═════ MATERIAL SHOWN

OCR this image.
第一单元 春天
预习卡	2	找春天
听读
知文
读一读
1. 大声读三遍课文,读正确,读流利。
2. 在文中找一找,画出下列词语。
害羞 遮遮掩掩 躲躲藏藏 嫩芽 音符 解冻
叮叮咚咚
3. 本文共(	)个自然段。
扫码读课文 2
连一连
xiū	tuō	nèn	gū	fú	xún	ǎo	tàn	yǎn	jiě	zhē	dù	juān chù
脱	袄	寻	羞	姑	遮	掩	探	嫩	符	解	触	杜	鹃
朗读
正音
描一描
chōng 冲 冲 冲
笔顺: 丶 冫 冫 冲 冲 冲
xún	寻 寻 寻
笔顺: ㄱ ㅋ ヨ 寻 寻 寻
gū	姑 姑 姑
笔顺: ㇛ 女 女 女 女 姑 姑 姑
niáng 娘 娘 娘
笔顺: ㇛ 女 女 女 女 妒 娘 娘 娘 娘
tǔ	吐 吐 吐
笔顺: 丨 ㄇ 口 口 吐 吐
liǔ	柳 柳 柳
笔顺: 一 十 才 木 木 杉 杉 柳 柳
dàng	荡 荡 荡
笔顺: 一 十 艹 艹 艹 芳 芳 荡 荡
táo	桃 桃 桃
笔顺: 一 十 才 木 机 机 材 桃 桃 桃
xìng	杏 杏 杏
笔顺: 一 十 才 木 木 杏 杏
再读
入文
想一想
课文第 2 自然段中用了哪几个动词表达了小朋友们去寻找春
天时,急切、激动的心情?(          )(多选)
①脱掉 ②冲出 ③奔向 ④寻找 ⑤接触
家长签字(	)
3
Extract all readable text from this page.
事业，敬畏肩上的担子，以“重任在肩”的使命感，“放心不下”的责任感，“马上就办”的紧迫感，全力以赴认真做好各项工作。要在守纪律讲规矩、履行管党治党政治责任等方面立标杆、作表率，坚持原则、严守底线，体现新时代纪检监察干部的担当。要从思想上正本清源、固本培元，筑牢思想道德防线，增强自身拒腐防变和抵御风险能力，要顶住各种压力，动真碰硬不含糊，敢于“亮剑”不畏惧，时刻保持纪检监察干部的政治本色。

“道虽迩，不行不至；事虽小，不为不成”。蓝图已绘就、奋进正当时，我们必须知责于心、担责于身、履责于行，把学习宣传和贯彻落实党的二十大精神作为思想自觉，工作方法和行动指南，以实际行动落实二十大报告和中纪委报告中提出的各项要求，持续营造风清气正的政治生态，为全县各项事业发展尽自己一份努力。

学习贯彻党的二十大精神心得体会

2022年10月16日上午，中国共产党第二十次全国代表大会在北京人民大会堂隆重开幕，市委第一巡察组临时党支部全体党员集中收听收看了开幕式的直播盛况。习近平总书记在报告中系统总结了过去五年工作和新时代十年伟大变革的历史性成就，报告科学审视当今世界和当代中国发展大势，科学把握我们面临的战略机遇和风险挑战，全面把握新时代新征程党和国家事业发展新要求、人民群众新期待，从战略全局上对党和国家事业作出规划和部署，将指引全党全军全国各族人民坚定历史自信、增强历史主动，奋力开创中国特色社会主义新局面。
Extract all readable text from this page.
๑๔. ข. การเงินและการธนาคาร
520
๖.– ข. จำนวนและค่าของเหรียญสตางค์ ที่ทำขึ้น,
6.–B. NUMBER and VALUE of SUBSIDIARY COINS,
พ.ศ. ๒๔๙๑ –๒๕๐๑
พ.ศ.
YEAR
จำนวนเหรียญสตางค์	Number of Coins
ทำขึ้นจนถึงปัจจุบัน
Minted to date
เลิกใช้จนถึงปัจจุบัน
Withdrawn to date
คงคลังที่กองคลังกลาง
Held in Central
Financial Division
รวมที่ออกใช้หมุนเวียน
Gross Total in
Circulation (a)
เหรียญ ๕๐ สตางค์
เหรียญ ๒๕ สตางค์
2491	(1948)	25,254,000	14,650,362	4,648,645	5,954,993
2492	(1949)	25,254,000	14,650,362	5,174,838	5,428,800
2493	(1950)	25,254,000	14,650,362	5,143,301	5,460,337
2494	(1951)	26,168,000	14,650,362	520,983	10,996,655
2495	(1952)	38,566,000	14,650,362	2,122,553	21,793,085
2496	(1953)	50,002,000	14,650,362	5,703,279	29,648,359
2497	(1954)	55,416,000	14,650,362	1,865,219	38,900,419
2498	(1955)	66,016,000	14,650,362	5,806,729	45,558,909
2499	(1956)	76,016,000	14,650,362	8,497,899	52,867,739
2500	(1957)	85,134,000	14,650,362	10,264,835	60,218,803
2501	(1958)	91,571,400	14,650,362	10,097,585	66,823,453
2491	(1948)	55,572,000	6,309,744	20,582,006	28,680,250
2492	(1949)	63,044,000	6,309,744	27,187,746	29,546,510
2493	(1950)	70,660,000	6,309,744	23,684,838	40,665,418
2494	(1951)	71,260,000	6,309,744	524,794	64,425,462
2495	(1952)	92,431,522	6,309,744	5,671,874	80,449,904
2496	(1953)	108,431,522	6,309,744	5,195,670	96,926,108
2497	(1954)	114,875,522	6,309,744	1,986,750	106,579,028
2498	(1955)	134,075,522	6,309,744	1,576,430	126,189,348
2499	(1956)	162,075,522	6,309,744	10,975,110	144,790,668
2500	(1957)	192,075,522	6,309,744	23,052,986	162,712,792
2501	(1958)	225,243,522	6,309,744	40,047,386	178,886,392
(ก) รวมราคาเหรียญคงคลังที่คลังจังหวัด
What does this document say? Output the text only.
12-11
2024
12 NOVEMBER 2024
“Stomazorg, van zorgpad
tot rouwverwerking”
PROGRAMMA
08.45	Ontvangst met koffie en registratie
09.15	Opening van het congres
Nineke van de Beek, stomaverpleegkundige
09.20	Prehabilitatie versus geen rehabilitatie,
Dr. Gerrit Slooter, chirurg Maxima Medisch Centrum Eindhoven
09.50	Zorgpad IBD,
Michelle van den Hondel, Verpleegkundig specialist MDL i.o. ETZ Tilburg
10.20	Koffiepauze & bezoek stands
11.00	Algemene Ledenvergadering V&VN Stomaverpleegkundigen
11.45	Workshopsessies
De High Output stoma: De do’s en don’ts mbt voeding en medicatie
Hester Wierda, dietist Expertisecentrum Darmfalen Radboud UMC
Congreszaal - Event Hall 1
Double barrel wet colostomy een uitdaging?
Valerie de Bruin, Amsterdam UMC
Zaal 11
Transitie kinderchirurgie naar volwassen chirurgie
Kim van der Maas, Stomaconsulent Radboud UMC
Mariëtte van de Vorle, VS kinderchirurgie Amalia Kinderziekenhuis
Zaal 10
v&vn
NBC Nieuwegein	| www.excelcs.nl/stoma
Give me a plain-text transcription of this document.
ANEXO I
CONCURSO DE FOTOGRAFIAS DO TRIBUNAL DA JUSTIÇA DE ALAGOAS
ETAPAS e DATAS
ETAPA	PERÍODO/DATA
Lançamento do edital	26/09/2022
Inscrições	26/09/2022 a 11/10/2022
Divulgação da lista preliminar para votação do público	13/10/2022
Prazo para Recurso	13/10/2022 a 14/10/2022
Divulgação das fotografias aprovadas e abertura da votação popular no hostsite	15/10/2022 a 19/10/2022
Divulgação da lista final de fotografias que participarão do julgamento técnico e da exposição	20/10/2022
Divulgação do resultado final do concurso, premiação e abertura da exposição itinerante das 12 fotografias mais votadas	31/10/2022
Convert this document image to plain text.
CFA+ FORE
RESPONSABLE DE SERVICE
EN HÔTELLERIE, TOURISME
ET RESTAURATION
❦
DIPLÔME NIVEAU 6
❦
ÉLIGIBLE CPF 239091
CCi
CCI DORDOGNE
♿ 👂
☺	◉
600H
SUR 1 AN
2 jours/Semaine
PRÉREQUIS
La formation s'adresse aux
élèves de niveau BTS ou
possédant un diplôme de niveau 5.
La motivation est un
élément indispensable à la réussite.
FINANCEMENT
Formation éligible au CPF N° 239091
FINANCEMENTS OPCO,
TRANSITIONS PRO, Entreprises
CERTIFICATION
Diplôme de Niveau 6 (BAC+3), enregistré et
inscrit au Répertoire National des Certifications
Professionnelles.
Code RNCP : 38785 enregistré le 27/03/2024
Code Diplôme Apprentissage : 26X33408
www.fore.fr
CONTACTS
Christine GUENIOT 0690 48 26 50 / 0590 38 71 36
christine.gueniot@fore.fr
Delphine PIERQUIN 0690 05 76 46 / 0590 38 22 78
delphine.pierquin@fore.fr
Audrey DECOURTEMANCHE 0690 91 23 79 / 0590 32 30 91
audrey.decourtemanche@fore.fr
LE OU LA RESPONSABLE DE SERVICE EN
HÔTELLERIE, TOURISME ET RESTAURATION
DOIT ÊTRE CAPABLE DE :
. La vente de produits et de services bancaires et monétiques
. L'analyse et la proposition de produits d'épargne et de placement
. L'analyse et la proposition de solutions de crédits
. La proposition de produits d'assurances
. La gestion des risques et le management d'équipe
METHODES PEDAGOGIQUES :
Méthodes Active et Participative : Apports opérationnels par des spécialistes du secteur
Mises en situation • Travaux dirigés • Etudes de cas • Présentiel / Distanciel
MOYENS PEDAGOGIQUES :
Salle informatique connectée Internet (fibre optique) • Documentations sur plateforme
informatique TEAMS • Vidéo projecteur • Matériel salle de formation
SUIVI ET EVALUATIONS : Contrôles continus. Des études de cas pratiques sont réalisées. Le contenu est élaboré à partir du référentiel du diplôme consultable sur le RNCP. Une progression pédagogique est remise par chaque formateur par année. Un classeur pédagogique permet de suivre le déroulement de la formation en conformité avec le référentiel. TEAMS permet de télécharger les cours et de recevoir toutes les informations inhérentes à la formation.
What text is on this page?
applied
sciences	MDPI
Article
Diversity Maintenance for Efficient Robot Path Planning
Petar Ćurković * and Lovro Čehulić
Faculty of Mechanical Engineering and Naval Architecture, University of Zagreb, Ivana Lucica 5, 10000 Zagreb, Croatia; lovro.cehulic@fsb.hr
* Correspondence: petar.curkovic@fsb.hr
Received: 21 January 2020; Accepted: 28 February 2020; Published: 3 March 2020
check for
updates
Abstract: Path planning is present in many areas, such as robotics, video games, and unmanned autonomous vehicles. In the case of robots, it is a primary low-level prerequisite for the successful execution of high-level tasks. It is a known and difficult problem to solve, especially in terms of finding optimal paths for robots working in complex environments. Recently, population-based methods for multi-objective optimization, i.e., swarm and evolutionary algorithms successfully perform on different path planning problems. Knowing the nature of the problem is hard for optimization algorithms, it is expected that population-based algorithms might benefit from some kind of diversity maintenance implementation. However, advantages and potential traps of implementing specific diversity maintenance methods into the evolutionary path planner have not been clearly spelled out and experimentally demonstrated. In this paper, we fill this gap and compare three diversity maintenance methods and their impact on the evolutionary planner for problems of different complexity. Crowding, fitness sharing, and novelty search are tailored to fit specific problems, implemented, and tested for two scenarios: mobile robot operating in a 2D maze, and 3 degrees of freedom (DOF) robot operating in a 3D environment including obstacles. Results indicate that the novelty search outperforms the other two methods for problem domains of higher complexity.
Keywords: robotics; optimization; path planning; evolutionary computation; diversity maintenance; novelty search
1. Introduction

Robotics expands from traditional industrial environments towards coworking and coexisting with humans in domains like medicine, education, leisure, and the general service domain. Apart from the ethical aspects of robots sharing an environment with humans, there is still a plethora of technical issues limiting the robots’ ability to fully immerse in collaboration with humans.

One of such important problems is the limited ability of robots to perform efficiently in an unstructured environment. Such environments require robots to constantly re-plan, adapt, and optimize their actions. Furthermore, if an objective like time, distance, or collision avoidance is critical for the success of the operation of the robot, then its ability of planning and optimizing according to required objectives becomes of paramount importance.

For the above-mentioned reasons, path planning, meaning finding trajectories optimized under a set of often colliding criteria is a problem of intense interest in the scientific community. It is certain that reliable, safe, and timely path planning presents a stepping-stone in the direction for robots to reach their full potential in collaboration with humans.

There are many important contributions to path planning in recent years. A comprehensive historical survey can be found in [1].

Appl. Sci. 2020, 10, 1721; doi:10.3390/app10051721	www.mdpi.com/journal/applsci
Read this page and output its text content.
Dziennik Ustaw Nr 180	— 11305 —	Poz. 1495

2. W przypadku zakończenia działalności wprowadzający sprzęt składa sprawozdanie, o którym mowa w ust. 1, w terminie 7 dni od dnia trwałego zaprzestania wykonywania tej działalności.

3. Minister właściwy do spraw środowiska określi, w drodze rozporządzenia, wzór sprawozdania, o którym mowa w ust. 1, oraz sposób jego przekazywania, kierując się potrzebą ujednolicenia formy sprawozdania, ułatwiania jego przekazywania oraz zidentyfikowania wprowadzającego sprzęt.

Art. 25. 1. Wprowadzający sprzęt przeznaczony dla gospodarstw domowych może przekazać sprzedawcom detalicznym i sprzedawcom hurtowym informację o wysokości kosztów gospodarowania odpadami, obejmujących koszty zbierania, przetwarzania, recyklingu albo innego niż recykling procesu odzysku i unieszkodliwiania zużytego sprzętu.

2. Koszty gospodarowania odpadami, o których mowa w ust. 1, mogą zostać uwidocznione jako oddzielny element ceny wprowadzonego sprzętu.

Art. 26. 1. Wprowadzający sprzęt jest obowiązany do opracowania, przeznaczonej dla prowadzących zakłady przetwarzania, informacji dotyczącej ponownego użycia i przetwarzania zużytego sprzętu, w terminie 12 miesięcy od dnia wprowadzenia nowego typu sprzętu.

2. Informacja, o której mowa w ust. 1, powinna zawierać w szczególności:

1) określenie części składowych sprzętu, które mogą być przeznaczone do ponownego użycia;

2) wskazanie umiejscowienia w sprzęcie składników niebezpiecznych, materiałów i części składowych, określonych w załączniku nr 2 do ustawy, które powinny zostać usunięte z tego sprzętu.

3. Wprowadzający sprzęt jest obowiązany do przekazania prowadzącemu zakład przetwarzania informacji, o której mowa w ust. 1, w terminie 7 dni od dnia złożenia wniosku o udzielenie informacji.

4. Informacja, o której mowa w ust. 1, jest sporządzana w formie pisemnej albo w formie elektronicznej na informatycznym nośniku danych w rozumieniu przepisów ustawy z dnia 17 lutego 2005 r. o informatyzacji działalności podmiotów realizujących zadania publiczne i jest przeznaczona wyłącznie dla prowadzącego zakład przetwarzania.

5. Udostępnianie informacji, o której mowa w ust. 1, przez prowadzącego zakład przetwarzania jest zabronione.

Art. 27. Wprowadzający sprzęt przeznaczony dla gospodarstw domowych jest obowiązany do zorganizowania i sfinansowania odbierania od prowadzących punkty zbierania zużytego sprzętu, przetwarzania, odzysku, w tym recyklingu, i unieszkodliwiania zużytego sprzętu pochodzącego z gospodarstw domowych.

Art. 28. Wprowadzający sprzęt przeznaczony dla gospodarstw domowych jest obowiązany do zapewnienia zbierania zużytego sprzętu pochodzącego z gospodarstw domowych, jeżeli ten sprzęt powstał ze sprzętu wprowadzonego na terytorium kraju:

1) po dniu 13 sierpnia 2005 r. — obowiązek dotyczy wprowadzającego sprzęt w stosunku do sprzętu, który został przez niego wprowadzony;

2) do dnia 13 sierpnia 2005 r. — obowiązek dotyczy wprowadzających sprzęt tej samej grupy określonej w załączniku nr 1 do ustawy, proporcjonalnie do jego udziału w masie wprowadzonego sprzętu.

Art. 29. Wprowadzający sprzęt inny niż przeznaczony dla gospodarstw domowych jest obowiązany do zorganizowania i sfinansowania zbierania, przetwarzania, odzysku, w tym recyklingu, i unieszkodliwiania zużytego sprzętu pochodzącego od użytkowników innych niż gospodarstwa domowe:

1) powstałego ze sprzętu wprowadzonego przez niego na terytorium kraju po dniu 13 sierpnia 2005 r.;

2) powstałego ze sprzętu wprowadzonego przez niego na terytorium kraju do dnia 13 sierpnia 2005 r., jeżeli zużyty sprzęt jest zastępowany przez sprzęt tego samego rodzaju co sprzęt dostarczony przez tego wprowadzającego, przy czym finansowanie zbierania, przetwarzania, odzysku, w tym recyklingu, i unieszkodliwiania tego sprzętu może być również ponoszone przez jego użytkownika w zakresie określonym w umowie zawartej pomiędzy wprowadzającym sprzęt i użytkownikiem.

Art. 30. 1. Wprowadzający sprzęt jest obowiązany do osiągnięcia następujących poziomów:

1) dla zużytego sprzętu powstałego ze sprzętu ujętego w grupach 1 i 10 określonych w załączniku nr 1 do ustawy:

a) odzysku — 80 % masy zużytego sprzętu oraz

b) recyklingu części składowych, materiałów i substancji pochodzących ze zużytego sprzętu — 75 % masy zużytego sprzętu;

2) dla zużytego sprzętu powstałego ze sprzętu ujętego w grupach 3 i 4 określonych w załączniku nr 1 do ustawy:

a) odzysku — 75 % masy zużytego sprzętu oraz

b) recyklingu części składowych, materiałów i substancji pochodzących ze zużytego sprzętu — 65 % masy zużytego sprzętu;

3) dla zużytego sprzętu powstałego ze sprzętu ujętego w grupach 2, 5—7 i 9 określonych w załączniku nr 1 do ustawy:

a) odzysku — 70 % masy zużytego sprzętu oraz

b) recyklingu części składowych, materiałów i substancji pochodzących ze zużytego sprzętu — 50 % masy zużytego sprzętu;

══════════

▶ **TASK OBJECTIVE**: Note how many lines in the listing above hold the string "enregistré", then give only that figure.

▶ **COMPLETE OUTPUT**: 2